TEXT SECTION:

    Tutorial III: Hibernate without Hibernate? Using Hibernate as Your JPA 2.0 Implementation Provider

    So, it was Hibernate with JPA annotated POJOs, and then Hibernate without Hibernate. It just seems fair that we would round this all off with a little tutorial on Hibernate with just Hibernate, and no cute little POJOs that need to be decorated with JPA annotations. This tutorial goes back to the old way of doing things, with just Hibernate and the XML configuration file.

    Tutorial IIII: Hibernate without the Java Persistence API: Mapping Entities with the XML Configuration File

    By the way, we'll be bringing in some more persistence providers into the mix next week, and shake off this lean towards Hibernate. We've got some great tutorials on DataNucleus, and we're looking at perhaps a tutorial or two on OpenJPA and the like, if we can find someone from that community to write one or two for us. Hint Hint

    Hibernate Made Easy WebSite
    Video Tutorials on Learning Hibernate
    Recommended Books for Learning Hibernate
    Check out this updated Tutorial for Spring 3 

    Threaded Messages (6)

  2. Biggest issue with annotations[ Go to top ]

    From first hand experience using Hibernate and NHibernate is using annotations. If the model is pretty complex and the usage is complex, often an object may map to one or more views. Using annotations restricts the mapping to 1-to-1. Using XML mapping config to me is a better way to go and more flexible than annotations.

  3. Well, I like annotations...but[ Go to top ]

    I hate editing/debugging/fixing XML. I just do. And I always have.

    But having said that, there is great value in having your configuration external to your JavaBeans. I mean, if you could configure your environment without polluting your Java code, keeping it all external in a completely separate XML file, then why wouldn't you? There's a pretty darn good argument there, largely from an architectural/design standpoint.

    From the standpoint of development, I do like having the annotations in the code, and I like the capabilities a smart IDE provides to help me code, compile and configure my annotations.

  4. I've used Hibernate for a lot of years now and in my experience the XML configuration provides so much more flexibility than configuration with annotations.  As soon as you need to support persistence to more than one database type, or even with multiple databases in the same codebase, you just have to move to XML.

EXCERPTED DATA:
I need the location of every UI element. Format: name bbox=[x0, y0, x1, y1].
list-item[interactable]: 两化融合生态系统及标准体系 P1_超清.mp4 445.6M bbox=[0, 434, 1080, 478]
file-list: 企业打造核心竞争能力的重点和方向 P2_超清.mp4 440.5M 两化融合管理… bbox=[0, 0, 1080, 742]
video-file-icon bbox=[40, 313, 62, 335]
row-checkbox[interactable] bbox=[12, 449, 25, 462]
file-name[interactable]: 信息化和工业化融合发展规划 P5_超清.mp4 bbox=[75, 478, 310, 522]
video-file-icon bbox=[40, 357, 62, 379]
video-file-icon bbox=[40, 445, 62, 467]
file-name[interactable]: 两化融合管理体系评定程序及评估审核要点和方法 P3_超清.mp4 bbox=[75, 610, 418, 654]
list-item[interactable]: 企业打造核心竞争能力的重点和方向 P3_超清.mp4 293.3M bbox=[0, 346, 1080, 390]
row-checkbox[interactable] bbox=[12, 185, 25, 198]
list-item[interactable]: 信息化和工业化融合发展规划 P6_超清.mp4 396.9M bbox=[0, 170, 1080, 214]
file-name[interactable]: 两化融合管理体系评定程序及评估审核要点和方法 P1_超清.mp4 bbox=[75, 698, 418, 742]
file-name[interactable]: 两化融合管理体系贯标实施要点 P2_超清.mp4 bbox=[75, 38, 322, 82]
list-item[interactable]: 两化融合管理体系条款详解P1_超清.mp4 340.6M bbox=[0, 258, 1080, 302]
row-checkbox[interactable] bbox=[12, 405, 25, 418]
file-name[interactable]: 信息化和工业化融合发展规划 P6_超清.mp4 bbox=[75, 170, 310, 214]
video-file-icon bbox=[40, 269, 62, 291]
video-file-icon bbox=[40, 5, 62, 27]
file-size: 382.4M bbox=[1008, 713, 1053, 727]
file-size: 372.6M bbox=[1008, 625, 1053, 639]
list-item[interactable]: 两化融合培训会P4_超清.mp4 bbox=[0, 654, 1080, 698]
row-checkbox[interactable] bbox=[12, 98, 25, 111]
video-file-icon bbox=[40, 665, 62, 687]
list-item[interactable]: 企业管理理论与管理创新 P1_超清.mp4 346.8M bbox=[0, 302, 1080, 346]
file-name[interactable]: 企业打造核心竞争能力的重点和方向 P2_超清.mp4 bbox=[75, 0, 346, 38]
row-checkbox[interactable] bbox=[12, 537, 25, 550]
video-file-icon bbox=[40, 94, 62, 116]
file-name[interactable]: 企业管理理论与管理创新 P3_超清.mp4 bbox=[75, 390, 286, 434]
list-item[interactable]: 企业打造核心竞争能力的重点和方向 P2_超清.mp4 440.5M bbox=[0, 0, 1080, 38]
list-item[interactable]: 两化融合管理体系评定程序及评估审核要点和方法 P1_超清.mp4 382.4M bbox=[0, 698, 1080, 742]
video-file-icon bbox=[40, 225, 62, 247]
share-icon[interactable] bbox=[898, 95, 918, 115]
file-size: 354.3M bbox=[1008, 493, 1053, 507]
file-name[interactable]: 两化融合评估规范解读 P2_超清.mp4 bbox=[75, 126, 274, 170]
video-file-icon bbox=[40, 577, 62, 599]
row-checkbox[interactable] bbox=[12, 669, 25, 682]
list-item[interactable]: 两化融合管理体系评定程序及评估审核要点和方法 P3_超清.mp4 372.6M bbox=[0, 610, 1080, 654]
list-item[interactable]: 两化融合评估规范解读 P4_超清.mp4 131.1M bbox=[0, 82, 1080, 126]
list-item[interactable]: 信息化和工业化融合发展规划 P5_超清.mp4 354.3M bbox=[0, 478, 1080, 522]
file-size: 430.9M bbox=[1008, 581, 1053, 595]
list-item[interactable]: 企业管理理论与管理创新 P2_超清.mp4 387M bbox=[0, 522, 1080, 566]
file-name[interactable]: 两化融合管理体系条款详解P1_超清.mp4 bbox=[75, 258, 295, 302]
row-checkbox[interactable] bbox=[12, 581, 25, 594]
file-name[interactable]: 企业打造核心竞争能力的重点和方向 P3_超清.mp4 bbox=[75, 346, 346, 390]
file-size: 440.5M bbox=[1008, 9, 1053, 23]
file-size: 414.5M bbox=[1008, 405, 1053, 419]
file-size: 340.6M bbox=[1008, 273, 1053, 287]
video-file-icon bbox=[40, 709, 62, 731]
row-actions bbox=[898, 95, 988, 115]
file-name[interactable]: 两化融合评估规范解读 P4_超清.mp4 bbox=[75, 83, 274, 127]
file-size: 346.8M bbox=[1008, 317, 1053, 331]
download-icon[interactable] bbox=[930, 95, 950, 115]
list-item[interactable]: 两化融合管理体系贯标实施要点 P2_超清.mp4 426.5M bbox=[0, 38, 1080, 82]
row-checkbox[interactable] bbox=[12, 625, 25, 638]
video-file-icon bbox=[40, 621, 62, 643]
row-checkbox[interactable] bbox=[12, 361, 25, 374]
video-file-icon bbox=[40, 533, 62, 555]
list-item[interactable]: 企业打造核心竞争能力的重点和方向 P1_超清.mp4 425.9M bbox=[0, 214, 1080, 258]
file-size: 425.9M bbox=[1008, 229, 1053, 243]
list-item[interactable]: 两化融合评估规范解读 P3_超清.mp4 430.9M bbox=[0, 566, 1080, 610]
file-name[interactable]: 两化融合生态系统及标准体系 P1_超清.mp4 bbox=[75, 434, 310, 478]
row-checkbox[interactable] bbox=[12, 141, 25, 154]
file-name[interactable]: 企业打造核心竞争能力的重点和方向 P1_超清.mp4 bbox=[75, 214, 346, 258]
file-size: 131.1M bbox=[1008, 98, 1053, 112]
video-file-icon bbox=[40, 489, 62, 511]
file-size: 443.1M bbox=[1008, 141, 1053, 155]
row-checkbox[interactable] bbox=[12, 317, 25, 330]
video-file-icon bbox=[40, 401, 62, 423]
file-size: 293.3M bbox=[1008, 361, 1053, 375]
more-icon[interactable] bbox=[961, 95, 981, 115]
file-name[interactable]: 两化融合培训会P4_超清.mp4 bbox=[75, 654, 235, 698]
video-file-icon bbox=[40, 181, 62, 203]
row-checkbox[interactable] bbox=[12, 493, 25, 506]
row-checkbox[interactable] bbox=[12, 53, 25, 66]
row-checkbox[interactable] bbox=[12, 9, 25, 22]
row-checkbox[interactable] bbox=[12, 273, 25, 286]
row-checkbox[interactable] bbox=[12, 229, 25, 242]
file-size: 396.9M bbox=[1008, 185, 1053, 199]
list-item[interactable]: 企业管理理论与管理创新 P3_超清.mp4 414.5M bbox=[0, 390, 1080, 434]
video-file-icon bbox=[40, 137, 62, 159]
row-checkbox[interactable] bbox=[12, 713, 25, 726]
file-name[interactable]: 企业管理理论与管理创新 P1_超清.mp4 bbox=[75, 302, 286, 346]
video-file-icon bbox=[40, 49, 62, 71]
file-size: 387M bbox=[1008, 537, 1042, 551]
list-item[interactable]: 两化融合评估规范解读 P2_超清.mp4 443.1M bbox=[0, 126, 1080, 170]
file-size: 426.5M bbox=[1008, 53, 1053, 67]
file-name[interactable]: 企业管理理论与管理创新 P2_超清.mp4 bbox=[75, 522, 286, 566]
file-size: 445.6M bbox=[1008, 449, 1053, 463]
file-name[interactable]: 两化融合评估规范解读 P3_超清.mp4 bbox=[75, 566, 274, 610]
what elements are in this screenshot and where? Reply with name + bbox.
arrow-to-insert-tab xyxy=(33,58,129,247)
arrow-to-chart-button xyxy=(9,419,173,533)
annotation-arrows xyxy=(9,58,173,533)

TO DO:
1/ In the Hibernate discussion, which persistence provider does the site say it already has great tutorials on?
2/ Write the next part of the Hibernate discussion, following on from its final sentence.
The records play no part in the tasks.

ANSWERS BY ITEM NUMBER:
1/ DataNucleus.

2/
    From a code completion and IDE support perspective, JetBrains IDEA also has excellent support for XML configurations, taking a majority of the pain away from XML editting.  I'm sure the JBoss tools plugin for Eclipse provides a similar level of support, if not better, as well.

  5. I agree: I go even further to say that I don't think java classes polluted with vendor specific annotations could even be called a POJO (Plain Old Java Objects) any more.


    Of course managing metadata in separate XML files becomes a no brainer if you use a simple, lightweight, full lifecycle, modeling tool that creates and manages all the XML metadata files automatically for you as you create new classes, attributes, relationships etc., for example: Visual Classworks/Javelin http://www.stepaheadsoftware.com/products/javelin/javelin.htm


  6. The main problem i see in using annotations for persistence is that you have the information in different classes and you have to know where they are. You can minimize this problem placing them in the same package (i.e: entities).

    On the other hand, if you use xml you just have to do a search to find the appropiate files (hbm.xml) and all persistence information is contained there.

    Using annotations is more IDE friendly for things like refactoring and other stuff.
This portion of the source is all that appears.